◆ **STUDY TEXT**:
----------------


    • Abhilash, the grades and college are not going to change. So you have to look ahead and do the best on GRE. Apart from that, any research work in your area of study will be really useful. Since you have already graduated, it would be worth exploring opportunities to build your profile on that aspect.

  4. Hi sir

    I’d like to request you for recommending a list of US B schools (at least 12 (4-ambitious,4-moderate, 4-safe) for which I am applying in Early round with the following profile:

    GRE – 316 (Q170 (98perc) V146 (29perc)) AWA – 3.5 (38 perc)

    Current Designation – Deputy Manger (one promotion in fast track 5% employees achieve it in our company) in Production Engineering Dept (Techno-commercial segment)

    Total Work Ex – 5 yrs in India’s largest car manufacturing company with an elite experience of project management by handling 3 green field projects of Engine and transmission assembly line set-up in the role of project manager)

    B Tech – 7.64/10 CGPA in mechanical engineering from National Institute of Technology (among top 25 colleges in India)

    Achievements: Promotion in Fast track 2016, Rising star award 2015 (best 10 employees with 3< work ex <5, Best project Initiation 2014, Stood first in project presentation as graduate Engineer trainee – Star performer 2013

    Professional Skills : Project management, Logistics and Inventory planning, Technical and commercial negotiations, Experience in handling multiple green field engine and transmission assembly line projects

    Extra curiccular:
    Volunteer for poor children empowerment at an NGO
    Teaching experience in IIT-JEE Maths & Physics
    Directing Short films and choreography

    Kindly recommend some other b schools that I can apply this year with my profile
    – preference full time MBA operations & supply chain management

    Also kindly suggest that what GRE score can be considered a safe one to apply ISB this year with my profile provided
    excellently drafted essays.

----------------

Document understanding data:
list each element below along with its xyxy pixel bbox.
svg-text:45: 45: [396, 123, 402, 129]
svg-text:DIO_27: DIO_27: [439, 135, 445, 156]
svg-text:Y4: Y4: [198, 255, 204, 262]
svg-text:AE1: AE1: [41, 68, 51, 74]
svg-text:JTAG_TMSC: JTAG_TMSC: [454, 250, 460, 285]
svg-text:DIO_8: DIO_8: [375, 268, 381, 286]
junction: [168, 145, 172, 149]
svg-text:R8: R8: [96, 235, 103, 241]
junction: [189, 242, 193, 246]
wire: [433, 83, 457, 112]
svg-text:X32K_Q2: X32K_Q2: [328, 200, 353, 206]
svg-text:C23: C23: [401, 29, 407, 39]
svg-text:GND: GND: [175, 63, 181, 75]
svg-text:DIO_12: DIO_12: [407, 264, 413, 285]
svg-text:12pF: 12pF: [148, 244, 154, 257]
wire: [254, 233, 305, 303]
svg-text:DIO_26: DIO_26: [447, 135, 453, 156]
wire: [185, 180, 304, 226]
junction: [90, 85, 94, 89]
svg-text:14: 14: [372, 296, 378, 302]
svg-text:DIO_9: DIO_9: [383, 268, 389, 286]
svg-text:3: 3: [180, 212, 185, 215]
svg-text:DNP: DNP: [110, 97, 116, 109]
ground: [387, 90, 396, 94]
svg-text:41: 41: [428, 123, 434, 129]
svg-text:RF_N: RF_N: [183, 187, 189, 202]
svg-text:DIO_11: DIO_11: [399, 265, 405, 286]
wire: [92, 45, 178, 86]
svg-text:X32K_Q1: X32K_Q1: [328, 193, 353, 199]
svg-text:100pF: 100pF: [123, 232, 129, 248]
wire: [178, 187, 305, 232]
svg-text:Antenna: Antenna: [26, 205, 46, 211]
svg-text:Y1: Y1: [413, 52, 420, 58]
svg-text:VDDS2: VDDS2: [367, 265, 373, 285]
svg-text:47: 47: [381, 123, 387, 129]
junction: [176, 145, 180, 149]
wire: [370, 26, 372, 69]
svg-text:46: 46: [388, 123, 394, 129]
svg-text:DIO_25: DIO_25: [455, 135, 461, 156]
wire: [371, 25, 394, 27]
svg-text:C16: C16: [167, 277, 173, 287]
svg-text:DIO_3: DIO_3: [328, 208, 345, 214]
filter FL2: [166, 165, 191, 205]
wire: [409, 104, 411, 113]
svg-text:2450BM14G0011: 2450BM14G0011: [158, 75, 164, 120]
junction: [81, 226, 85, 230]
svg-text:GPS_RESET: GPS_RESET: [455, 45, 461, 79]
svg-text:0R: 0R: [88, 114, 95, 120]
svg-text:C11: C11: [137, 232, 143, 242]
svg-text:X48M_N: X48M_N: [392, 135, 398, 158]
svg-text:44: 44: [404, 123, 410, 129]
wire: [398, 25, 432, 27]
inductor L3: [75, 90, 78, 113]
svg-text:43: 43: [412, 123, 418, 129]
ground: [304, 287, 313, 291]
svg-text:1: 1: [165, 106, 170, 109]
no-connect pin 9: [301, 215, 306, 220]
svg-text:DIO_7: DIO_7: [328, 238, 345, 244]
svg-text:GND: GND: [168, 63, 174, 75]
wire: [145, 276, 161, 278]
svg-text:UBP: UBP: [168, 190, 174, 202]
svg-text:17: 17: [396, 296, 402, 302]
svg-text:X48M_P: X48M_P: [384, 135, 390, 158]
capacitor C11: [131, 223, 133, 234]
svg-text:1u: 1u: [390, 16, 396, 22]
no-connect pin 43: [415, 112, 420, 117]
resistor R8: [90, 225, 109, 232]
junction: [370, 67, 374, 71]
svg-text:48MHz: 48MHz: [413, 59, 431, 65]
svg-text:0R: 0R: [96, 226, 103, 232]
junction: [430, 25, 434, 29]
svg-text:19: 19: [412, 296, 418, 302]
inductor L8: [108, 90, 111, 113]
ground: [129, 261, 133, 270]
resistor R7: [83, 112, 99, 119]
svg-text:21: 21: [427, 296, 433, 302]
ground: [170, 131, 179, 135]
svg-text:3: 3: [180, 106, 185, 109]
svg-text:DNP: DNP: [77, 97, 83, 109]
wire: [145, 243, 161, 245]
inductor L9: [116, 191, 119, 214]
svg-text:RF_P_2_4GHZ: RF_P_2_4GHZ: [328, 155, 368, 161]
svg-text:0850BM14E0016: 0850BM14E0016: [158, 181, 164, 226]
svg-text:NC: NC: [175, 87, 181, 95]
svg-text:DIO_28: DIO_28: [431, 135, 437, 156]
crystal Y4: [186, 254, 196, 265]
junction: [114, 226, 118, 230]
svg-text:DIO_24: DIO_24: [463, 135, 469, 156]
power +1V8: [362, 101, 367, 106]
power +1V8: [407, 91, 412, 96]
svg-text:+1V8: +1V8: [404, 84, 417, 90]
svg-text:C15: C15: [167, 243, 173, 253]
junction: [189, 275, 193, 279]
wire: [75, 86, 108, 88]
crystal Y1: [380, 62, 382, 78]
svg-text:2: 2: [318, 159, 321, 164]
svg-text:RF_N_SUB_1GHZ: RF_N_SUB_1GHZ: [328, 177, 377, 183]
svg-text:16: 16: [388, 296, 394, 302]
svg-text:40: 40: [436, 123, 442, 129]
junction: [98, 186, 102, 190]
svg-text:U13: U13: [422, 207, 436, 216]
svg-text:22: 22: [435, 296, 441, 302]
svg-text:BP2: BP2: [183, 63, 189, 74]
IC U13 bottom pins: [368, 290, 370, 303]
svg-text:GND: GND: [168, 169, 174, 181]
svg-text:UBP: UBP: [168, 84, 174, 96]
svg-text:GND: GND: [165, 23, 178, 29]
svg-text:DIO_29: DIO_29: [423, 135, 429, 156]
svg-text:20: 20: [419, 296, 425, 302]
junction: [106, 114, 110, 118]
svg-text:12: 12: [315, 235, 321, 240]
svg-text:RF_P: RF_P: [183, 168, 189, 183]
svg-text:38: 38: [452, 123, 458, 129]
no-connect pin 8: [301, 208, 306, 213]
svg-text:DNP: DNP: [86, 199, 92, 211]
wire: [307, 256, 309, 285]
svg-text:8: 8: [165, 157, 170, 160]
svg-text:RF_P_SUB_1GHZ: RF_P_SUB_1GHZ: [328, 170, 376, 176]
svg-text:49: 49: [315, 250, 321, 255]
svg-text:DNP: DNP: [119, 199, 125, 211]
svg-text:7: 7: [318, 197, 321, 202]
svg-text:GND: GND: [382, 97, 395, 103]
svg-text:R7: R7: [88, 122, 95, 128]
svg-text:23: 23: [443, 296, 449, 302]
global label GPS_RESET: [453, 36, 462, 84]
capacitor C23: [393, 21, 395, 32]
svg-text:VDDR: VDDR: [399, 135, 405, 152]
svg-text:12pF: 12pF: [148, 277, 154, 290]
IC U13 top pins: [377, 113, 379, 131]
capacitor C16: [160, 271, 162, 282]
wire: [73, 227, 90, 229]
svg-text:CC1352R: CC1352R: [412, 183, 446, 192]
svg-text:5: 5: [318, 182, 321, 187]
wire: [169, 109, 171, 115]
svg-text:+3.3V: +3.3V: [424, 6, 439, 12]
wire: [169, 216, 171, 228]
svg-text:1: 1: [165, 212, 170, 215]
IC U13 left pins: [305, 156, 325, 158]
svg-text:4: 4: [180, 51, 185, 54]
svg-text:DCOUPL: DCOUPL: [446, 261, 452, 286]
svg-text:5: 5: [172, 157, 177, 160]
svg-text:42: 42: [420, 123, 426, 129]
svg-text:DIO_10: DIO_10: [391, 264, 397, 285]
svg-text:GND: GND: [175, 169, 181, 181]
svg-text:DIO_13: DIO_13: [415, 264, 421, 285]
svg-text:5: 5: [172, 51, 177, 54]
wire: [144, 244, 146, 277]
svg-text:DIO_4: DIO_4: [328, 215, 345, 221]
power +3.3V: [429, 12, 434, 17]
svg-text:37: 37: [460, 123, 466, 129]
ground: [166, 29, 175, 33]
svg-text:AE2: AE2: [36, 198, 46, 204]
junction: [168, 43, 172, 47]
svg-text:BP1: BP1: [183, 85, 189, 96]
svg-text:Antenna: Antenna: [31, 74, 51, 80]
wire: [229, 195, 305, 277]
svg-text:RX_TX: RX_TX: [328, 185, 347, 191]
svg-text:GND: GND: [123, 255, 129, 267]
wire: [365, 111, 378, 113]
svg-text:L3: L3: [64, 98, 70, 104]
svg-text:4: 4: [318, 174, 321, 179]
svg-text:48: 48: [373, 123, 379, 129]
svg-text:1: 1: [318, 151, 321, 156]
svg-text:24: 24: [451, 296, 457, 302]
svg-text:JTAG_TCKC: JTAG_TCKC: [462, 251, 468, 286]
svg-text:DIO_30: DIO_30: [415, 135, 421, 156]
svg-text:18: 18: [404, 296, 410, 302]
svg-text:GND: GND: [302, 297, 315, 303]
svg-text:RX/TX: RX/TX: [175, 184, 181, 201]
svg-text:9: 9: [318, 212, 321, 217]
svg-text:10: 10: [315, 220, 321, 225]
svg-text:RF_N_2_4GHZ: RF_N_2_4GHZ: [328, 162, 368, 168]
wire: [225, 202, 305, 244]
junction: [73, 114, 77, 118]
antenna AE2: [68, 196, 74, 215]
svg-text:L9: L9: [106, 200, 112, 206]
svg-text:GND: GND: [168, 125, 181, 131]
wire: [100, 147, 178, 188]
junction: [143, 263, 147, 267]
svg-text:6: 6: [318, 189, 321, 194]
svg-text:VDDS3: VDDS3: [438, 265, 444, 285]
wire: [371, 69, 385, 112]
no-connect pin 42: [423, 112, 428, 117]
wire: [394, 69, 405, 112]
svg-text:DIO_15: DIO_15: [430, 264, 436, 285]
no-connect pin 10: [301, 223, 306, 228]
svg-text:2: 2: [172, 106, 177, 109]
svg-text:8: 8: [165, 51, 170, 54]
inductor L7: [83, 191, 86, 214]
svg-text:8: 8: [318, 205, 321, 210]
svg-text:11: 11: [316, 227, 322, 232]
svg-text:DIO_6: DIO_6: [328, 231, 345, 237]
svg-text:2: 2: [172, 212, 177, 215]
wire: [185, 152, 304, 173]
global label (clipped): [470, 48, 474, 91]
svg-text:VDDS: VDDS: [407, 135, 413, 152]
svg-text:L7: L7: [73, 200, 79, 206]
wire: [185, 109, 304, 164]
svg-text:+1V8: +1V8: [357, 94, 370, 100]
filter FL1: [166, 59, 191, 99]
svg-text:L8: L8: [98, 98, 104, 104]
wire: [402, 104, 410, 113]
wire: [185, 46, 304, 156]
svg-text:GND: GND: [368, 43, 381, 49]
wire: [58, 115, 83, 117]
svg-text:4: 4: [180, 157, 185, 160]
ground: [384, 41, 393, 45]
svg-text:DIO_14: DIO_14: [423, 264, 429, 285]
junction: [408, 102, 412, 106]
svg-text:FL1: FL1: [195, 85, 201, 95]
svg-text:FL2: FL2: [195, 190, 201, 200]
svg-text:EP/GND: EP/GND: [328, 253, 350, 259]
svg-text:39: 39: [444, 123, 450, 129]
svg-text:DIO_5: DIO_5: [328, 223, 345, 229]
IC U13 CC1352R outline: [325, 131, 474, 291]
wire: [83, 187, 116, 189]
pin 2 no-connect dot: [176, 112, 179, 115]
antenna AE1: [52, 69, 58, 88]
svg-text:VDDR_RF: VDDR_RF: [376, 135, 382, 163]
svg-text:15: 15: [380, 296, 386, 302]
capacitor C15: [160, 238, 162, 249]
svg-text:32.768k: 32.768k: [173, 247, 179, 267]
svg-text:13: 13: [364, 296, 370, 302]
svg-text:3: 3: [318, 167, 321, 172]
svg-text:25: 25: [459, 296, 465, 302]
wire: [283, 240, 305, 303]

----------------

◆ **THINGS TO DO**:
A) Decide whether each statement agrees with the MBA forum text, answering yes or no and quoting the deciding words: (i) The writer's GRE verbal score was at the 29th percentile. (ii) The writer has three years of total work experience. (iii) The writer's B Tech was in electrical engineering.
B) Answer these questions from the MBA forum text:
(i) What GRE quantitative score did the writer report?
(ii) Which award did the writer receive in 2015?
(iii) What program does the writer prefer?
C) Extend the MBA forum text onward from its final sentence.
These entries have no connection to the MBA forum text.

◆ **YOUR WRITTEN ANSWERS**:
A)
(i) Yes: "V146 (29perc)"
(ii) No: "Total Work Ex – 5 yrs"
(iii) No: "mechanical engineering"

B)
(i) Q170 (98th percentile)
(ii) Rising star award
(iii) A full-time MBA in operations and supply chain management

C)
    Thanks in advance

    Best Regards

  5. Hello Sir,
    I am a undergraduate student from BIT MESRA currently in my 3rd year. Here’s what my profile looks like till now:
    10th/12th/graduation – 91.3/88.6/7.6
    I was the team captain of the college team which took part in ASME’s HPVC an event held internationally
    Now i am a member of the college team taking part in SAE BAJA 2017.
    Till now i have also taken part in many robotics event which i have won.
    intern – NTPC .
    I was also the team member of my athletics team.
    Does blood donation also count?
    Sir i am having a lot of confusion in choosing the MBA exam which i should take CAT or GMAT .
    Most colleges in GMAT demand work experience. I was thinking of giving the GMAT exam at the end of 3rd year itself. Should i give it or not?
    Is work experience really necessary??

  6. Hello Sir,

    This is Preet.

    I’m a re-applicant at ISB this year. Last year, I was selected for the interview but was rejected after that.
    As I plan to write the essays, I’m confused for the prompt of Essay-1. The problem is whenever I read my last year’s essay-1, I get the feeling that it very well highlighted most of my differentiating traits. I have new achievements but the one I mentioned last year was my best till date.

    So, how fatal is it to repeat my last year’s essay since I’ve come to know that Adcomm doesn’t look at last years’ essays.

    Also, if its wrong to do so, can I rephrase my essay and highlight that achievement again since I still want to highlight that experience.